• EXERCISE DIRECTIONS:
Please write out the lines of the listing below from the line with "Patent image size: (880, 1109)." to the line with "The poppet head 6 is at (462, 273).", including both of those lines. Keep every character unchanged and give nothing else.

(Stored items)

((

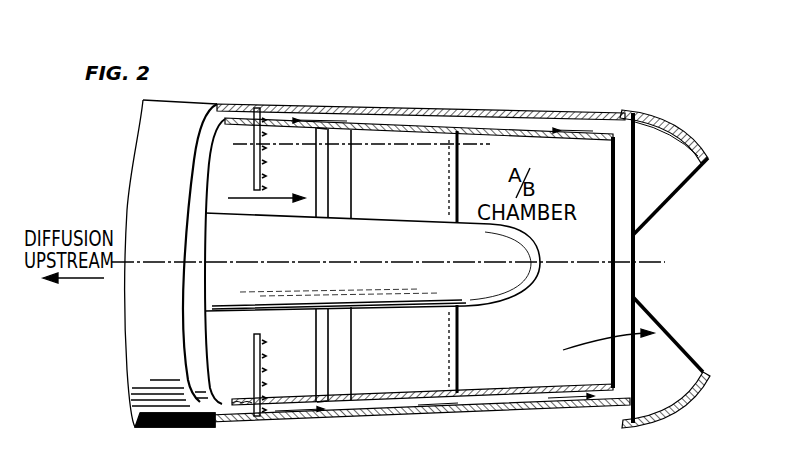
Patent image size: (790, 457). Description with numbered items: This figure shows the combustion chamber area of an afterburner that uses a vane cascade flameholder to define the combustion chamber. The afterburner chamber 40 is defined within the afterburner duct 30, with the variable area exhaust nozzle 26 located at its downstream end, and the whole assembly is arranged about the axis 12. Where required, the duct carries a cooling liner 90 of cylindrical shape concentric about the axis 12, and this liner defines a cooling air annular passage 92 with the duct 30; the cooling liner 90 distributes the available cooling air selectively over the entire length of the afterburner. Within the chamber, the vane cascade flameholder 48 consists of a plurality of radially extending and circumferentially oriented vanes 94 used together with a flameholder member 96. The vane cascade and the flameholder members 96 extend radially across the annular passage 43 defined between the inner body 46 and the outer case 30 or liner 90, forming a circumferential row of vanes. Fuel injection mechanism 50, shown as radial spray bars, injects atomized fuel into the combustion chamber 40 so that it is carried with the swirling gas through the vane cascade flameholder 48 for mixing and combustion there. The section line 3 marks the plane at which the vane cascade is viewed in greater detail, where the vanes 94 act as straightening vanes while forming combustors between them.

The section line 3- 3 is at (233, 148).
The axis 12 is at (655, 262).
The variable area exhaust nozzle 26 is at (686, 134).
The afterburner duct 30 is at (455, 117).
The afterburner chamber 40 is at (242, 186).
The annular passage 43 is at (281, 136).
The inner body 46 is at (495, 283).
The vane cascade flameholder 48 is at (417, 147).
The fuel injection mechanism 50 is at (247, 108).
The cooling liner 90 is at (509, 393).
The cooling air annular passage 92 is at (405, 404).
The vanes 94 is at (402, 140).
The flameholder member 96 is at (344, 136).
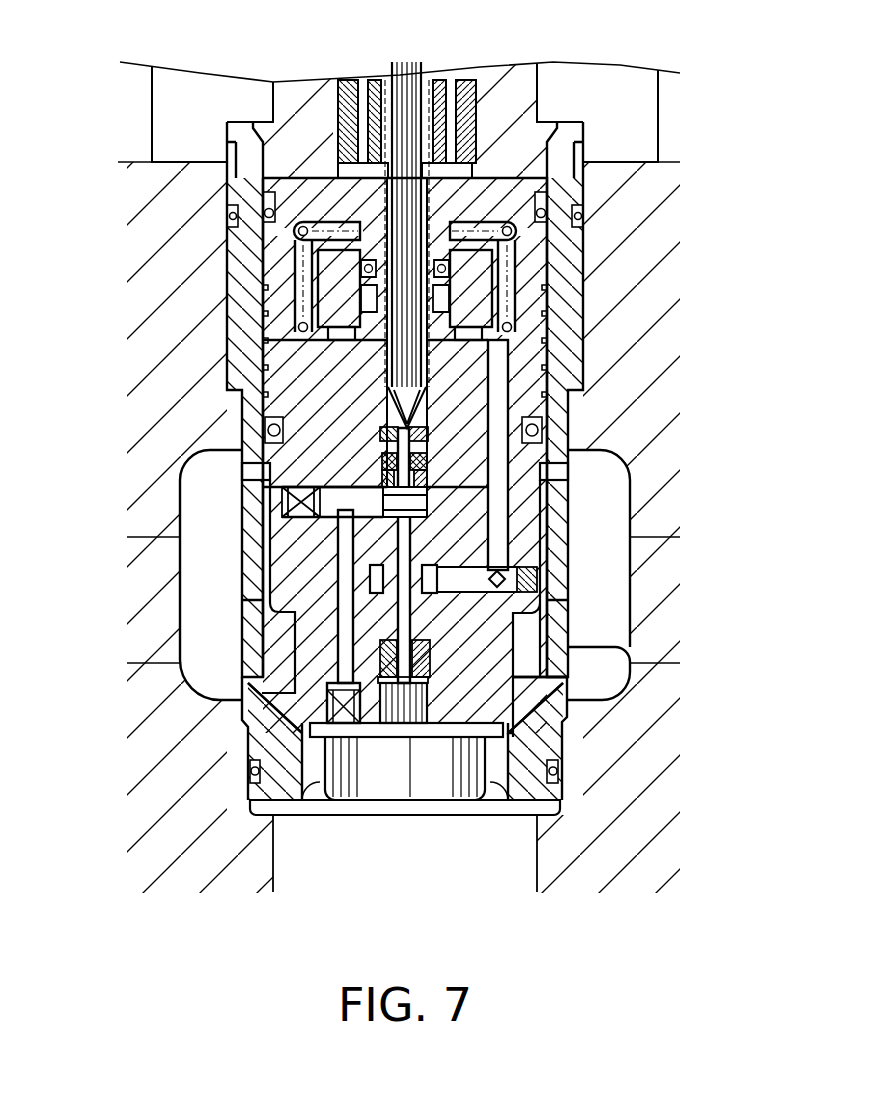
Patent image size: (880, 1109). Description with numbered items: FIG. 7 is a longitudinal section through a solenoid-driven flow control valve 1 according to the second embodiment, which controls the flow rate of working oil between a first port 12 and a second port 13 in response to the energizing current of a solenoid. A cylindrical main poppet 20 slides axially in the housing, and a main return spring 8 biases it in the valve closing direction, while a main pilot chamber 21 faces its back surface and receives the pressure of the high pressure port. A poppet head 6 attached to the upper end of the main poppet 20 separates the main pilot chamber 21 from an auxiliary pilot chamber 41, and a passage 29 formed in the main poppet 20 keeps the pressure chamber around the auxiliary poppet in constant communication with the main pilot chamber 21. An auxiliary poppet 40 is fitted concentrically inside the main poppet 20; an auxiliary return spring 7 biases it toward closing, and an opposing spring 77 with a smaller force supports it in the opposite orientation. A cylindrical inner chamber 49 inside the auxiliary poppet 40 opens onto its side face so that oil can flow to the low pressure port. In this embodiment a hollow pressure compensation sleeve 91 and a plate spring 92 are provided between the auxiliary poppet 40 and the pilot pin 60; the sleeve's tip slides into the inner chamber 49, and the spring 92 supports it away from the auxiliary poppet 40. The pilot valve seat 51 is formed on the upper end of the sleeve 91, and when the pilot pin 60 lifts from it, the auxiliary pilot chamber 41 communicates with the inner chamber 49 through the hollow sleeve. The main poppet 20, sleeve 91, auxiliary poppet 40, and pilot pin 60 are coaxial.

The solenoid-driven flow control valve 1 is at (683, 128).
The pilot pin 60 is at (405, 95).
The main pilot chamber 21 is at (240, 245).
The auxiliary return spring 7 is at (372, 348).
The poppet head 6 is at (462, 273).
The main return spring 8 is at (510, 248).
The passage 29 is at (498, 353).
The auxiliary pilot chamber 41 is at (415, 412).
The pilot valve seat 51 is at (428, 410).
The pressure compensation sleeve 91 is at (385, 430).
The spring 92 is at (392, 490).
The auxiliary poppet 40 is at (400, 557).
The inner chamber 49 is at (382, 543).
The opposing spring 77 is at (338, 665).
The main poppet 20 is at (290, 692).
The second port 13 is at (560, 660).
The first port 12 is at (485, 815).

))

• EXERCISE OUTPUT:
Patent image size: (880, 1109). Description with numbered items: FIG. 7 is a longitudinal section through a solenoid-driven flow control valve 1 according to the second embodiment, which controls the flow rate of working oil between a first port 12 and a second port 13 in response to the energizing current of a solenoid. A cylindrical main poppet 20 slides axially in the housing, and a main return spring 8 biases it in the valve closing direction, while a main pilot chamber 21 faces its back surface and receives the pressure of the high pressure port. A poppet head 6 attached to the upper end of the main poppet 20 separates the main pilot chamber 21 from an auxiliary pilot chamber 41, and a passage 29 formed in the main poppet 20 keeps the pressure chamber around the auxiliary poppet in constant communication with the main pilot chamber 21. An auxiliary poppet 40 is fitted concentrically inside the main poppet 20; an auxiliary return spring 7 biases it toward closing, and an opposing spring 77 with a smaller force supports it in the opposite orientation. A cylindrical inner chamber 49 inside the auxiliary poppet 40 opens onto its side face so that oil can flow to the low pressure port. In this embodiment a hollow pressure compensation sleeve 91 and a plate spring 92 are provided between the auxiliary poppet 40 and the pilot pin 60; the sleeve's tip slides into the inner chamber 49, and the spring 92 supports it away from the auxiliary poppet 40. The pilot valve seat 51 is formed on the upper end of the sleeve 91, and when the pilot pin 60 lifts from it, the auxiliary pilot chamber 41 communicates with the inner chamber 49 through the hollow sleeve. The main poppet 20, sleeve 91, auxiliary poppet 40, and pilot pin 60 are coaxial.

The solenoid-driven flow control valve 1 is at (683, 128).
The pilot pin 60 is at (405, 95).
The main pilot chamber 21 is at (240, 245).
The auxiliary return spring 7 is at (372, 348).
The poppet head 6 is at (462, 273).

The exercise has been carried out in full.